Print each line of the listing once more, precisely as given.

____ Record excerpts

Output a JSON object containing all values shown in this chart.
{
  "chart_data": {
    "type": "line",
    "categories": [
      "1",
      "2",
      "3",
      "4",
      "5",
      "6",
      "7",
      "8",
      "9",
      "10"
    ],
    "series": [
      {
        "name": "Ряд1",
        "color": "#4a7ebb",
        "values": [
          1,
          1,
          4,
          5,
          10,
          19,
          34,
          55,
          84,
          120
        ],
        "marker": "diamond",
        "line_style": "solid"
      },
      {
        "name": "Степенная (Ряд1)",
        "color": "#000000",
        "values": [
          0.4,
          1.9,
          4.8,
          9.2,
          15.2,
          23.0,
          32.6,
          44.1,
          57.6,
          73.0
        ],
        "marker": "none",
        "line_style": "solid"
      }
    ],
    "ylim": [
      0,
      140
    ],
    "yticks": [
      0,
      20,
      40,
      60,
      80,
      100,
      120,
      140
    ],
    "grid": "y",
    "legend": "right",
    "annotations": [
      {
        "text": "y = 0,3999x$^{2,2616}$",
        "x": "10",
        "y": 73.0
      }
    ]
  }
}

________

Response to the exercise —
Output a JSON object containing all values shown in this chart.
{
  "chart_data": {
    "type": "line",
    "categories": [
      "1",
      "2",
      "3",
      "4",
      "5",
      "6",
      "7",
      "8",
      "9",
      "10"
    ],
    "series": [
      {
        "name": "Ряд1",
        "color": "#4a7ebb",
        "values": [
          1,
          1,
          4,
          5,
          10,
          19,
          34,
          55,
          84,
          120
        ],
        "marker": "diamond",
        "line_style": "solid"
      },
      {
        "name": "Степенная (Ряд1)",
        "color": "#000000",
        "values": [
          0.4,
          1.9,
          4.8,
          9.2,
          15.2,
          23.0,
          32.6,
          44.1,
          57.6,
          73.0
        ],
        "marker": "none",
        "line_style": "solid"
      }
    ],
    "ylim": [
      0,
      140
    ],
    "yticks": [
      0,
      20,
      40,
      60,
      80,
      100,
      120,
      140
    ],
    "grid": "y",
    "legend": "right",
    "annotations": [
      {
        "text": "y = 0,3999x$^{2,2616}$",
        "x": "10",
        "y": 73.0
      }
    ]
  }
}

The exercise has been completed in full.